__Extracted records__
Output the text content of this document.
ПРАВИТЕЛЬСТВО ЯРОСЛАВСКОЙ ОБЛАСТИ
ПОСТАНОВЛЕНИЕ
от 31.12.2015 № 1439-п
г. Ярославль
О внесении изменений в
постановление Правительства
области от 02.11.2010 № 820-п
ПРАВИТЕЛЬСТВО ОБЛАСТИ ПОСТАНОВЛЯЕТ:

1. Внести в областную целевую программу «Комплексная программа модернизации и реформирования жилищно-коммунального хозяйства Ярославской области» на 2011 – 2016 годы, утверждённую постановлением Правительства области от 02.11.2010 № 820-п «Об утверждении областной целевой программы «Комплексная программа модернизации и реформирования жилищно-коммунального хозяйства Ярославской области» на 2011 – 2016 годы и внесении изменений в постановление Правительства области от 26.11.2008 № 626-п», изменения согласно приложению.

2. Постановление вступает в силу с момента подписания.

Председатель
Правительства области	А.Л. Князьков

__Request__
Provide the number of lines in the data above that contain the string "ПРАВИТЕЛЬСТВО", and nothing else.

__The output__
2